Extracts from a graphics dataset:

—————

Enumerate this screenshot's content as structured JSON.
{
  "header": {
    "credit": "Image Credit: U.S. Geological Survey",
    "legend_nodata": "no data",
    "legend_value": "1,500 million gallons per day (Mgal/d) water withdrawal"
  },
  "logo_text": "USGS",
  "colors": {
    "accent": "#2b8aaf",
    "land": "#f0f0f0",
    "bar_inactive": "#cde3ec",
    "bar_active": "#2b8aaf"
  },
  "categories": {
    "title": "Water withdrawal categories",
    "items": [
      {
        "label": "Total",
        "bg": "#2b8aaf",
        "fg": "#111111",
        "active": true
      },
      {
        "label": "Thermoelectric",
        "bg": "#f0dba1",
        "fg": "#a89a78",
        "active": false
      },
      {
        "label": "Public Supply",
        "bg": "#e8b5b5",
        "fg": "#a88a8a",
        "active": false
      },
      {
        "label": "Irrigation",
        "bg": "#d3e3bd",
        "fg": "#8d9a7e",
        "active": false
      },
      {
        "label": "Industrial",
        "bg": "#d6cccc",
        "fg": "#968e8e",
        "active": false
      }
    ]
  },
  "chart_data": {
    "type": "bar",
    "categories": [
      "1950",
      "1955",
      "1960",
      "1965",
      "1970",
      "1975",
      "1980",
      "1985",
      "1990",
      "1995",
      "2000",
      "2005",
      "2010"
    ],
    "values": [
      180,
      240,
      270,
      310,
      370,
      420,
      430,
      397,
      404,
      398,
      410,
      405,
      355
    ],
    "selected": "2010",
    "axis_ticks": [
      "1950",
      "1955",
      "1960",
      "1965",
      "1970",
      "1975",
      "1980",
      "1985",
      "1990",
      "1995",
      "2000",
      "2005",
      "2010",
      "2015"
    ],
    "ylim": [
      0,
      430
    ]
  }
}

—————

> _Stated task_
Extract the complete listing above, reproducing each line exactly.

> _Solution below_
Enumerate this screenshot's content as structured JSON.
{
  "header": {
    "credit": "Image Credit: U.S. Geological Survey",
    "legend_nodata": "no data",
    "legend_value": "1,500 million gallons per day (Mgal/d) water withdrawal"
  },
  "logo_text": "USGS",
  "colors": {
    "accent": "#2b8aaf",
    "land": "#f0f0f0",
    "bar_inactive": "#cde3ec",
    "bar_active": "#2b8aaf"
  },
  "categories": {
    "title": "Water withdrawal categories",
    "items": [
      {
        "label": "Total",
        "bg": "#2b8aaf",
        "fg": "#111111",
        "active": true
      },
      {
        "label": "Thermoelectric",
        "bg": "#f0dba1",
        "fg": "#a89a78",
        "active": false
      },
      {
        "label": "Public Supply",
        "bg": "#e8b5b5",
        "fg": "#a88a8a",
        "active": false
      },
      {
        "label": "Irrigation",
        "bg": "#d3e3bd",
        "fg": "#8d9a7e",
        "active": false
      },
      {
        "label": "Industrial",
        "bg": "#d6cccc",
        "fg": "#968e8e",
        "active": false
      }
    ]
  },
  "chart_data": {
    "type": "bar",
    "categories": [
      "1950",
      "1955",
      "1960",
      "1965",
      "1970",
      "1975",
      "1980",
      "1985",
      "1990",
      "1995",
      "2000",
      "2005",
      "2010"
    ],
    "values": [
      180,
      240,
      270,
      310,
      370,
      420,
      430,
      397,
      404,
      398,
      410,
      405,
      355
    ],
    "selected": "2010",
    "axis_ticks": [
      "1950",
      "1955",
      "1960",
      "1965",
      "1970",
      "1975",
      "1980",
      "1985",
      "1990",
      "1995",
      "2000",
      "2005",
      "2010",
      "2015"
    ],
    "ylim": [
      0,
      430
    ]
  }
}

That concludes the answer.